[START Extracted records]

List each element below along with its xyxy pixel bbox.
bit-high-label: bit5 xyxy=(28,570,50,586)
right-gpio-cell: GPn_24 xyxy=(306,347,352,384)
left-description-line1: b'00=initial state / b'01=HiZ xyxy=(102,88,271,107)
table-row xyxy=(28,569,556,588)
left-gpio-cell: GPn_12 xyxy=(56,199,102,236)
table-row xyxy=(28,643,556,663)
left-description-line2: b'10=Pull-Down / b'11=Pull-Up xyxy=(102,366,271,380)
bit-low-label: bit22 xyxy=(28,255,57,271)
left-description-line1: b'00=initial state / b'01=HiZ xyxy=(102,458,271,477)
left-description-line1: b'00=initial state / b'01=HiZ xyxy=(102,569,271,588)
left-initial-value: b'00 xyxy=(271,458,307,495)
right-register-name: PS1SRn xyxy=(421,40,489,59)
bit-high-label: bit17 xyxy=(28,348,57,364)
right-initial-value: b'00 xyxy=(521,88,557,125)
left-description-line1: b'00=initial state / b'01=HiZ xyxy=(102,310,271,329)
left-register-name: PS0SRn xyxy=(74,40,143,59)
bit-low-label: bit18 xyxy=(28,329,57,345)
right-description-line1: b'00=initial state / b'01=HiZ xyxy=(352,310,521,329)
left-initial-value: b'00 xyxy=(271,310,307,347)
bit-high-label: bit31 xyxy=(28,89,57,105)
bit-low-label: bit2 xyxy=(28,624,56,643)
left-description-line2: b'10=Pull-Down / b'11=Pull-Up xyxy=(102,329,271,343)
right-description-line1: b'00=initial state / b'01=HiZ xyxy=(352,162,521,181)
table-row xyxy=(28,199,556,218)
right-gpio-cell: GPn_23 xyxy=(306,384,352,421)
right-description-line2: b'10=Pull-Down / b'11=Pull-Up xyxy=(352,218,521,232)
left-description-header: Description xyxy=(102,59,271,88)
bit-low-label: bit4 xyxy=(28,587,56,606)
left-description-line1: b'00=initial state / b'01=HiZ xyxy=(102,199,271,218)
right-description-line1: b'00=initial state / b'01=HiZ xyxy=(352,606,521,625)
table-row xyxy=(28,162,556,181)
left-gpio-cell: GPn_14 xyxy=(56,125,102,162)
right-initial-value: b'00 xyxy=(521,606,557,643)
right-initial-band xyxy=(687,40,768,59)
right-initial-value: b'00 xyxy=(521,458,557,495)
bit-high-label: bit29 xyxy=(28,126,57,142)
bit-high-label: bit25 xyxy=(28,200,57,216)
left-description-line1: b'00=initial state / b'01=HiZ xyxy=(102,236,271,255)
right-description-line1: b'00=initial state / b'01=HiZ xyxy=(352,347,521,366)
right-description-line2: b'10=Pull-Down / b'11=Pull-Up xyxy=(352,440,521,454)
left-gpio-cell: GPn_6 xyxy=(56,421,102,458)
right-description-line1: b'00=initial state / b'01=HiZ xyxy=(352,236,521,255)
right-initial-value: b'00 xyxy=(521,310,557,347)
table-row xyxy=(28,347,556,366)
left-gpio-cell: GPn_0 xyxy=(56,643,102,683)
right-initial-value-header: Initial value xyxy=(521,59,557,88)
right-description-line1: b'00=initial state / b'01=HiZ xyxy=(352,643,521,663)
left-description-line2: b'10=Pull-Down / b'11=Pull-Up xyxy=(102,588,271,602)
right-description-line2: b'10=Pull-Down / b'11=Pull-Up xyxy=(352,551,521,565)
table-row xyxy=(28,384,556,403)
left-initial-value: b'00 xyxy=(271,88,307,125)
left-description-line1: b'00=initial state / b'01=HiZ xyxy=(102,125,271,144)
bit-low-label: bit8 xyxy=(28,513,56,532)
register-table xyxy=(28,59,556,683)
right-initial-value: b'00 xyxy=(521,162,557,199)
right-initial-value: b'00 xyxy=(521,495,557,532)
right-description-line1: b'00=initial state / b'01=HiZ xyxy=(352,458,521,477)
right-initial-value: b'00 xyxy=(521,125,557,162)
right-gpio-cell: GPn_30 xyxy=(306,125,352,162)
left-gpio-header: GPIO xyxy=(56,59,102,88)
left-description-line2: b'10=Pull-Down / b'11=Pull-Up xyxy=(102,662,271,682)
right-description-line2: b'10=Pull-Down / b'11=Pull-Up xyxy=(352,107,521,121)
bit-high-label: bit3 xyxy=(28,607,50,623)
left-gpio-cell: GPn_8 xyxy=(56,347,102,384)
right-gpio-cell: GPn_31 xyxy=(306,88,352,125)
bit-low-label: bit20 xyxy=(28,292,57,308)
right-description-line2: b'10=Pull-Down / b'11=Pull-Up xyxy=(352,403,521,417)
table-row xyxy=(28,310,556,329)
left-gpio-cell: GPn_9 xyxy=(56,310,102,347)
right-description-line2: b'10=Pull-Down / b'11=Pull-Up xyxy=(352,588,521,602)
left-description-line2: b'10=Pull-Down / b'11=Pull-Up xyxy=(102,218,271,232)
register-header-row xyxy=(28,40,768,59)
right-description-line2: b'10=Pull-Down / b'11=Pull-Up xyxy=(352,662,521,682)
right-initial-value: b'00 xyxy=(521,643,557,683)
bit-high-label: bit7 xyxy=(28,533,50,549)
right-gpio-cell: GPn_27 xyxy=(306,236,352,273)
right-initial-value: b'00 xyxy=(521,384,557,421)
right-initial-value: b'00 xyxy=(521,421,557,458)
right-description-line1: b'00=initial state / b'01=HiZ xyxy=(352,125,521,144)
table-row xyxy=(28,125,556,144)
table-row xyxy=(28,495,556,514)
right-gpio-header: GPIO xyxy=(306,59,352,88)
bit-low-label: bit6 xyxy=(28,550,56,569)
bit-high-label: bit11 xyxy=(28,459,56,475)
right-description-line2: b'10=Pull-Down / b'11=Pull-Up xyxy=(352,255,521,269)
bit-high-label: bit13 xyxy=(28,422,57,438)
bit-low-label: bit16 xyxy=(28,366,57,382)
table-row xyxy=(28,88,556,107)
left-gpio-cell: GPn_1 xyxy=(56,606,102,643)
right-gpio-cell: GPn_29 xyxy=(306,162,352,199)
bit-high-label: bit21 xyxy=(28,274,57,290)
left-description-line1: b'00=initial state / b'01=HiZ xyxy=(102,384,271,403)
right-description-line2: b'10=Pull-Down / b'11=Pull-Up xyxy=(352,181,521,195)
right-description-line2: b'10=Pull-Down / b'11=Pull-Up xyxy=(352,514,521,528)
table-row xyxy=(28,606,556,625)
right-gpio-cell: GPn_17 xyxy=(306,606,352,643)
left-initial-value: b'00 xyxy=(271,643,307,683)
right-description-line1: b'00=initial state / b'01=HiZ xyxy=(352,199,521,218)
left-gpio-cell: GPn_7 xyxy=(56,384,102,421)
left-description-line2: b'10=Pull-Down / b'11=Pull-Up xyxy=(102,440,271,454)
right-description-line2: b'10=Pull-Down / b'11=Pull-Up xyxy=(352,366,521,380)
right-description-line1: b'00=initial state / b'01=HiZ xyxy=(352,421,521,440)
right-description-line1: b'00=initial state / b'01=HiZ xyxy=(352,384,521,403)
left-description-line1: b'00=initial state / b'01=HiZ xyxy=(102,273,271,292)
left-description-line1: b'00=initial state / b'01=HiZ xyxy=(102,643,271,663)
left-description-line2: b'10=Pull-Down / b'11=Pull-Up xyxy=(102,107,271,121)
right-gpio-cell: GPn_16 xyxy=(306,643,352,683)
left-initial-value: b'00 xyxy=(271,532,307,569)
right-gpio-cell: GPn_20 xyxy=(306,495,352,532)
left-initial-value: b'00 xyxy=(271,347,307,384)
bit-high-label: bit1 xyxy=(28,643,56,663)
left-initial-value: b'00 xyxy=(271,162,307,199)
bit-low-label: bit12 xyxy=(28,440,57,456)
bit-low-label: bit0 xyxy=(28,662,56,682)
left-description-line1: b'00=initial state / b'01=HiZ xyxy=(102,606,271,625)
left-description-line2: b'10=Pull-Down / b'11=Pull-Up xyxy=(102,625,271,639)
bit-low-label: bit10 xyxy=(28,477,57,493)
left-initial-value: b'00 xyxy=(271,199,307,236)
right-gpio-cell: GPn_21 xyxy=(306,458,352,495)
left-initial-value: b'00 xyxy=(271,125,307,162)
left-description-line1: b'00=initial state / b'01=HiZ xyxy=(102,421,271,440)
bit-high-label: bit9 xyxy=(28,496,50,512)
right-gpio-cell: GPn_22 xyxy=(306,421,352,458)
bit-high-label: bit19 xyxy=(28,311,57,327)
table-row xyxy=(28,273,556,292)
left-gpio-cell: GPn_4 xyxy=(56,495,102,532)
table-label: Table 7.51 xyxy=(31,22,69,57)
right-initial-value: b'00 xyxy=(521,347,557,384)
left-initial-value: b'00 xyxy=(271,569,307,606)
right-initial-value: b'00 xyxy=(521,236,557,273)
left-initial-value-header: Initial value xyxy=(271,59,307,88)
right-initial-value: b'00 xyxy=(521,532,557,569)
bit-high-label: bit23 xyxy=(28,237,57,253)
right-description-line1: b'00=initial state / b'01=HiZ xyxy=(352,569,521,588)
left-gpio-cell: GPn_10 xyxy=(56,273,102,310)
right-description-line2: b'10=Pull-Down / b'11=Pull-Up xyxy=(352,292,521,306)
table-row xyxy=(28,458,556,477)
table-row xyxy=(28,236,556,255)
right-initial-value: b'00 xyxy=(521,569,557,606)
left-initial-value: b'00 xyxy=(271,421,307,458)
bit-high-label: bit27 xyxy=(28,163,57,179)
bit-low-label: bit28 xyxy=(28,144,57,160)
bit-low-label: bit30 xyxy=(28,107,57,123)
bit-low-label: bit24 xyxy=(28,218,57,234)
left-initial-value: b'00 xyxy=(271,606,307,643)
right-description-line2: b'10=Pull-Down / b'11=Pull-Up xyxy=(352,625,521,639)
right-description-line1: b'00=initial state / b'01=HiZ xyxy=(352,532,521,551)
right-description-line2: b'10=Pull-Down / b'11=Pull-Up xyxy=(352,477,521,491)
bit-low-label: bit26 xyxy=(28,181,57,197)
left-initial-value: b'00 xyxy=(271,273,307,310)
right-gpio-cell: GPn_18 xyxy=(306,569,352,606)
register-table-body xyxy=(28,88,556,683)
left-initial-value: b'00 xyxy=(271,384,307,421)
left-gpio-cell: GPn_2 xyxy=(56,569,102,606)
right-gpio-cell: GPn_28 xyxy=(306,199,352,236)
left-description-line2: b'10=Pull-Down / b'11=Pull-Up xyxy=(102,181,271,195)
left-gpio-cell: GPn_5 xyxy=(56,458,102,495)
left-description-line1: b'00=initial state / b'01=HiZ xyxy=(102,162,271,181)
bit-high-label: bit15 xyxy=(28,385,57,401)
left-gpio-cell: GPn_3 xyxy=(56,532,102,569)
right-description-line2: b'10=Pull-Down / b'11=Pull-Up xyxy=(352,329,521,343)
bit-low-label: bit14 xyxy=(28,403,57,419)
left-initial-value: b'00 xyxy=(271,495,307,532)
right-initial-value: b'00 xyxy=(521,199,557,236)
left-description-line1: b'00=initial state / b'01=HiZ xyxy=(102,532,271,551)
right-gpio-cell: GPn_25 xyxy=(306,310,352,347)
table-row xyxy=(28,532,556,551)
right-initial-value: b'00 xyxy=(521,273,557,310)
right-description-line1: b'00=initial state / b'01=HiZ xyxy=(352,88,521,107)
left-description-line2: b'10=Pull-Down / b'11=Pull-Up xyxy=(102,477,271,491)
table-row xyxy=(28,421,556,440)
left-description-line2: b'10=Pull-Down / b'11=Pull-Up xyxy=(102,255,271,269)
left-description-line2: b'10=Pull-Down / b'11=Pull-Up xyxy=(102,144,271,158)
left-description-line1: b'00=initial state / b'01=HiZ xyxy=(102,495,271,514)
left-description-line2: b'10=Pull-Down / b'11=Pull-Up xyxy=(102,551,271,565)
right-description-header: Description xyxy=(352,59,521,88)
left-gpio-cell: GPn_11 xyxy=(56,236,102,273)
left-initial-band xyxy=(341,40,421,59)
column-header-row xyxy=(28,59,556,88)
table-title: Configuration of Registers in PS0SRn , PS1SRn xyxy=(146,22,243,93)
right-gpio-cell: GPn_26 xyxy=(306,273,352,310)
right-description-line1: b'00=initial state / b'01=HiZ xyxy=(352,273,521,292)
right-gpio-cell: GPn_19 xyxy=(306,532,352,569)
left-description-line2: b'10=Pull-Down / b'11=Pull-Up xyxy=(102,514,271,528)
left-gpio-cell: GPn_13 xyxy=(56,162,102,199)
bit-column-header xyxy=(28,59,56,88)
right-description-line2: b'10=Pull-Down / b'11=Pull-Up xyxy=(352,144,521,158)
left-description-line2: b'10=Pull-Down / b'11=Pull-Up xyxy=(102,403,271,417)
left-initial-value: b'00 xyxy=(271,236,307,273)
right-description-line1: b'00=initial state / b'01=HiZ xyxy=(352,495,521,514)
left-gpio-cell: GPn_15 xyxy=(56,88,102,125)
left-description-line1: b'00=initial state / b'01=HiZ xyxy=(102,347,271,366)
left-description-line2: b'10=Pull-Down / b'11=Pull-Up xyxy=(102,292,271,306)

[END Extracted records]

*Exercise requirements*: Copy the rows from the start through the line that contains "state / b'01=HiZ xyxy=(102,569,271,588)", replacing "table-row" with "grid-row" and leaving everything else unchanged.

*Solution below*:
List each element below along with its xyxy pixel bbox.
bit-high-label: bit5 xyxy=(28,570,50,586)
right-gpio-cell: GPn_24 xyxy=(306,347,352,384)
left-description-line1: b'00=initial state / b'01=HiZ xyxy=(102,88,271,107)
grid-row xyxy=(28,569,556,588)
left-gpio-cell: GPn_12 xyxy=(56,199,102,236)
grid-row xyxy=(28,643,556,663)
left-description-line2: b'10=Pull-Down / b'11=Pull-Up xyxy=(102,366,271,380)
bit-low-label: bit22 xyxy=(28,255,57,271)
left-description-line1: b'00=initial state / b'01=HiZ xyxy=(102,458,271,477)
left-description-line1: b'00=initial state / b'01=HiZ xyxy=(102,569,271,588)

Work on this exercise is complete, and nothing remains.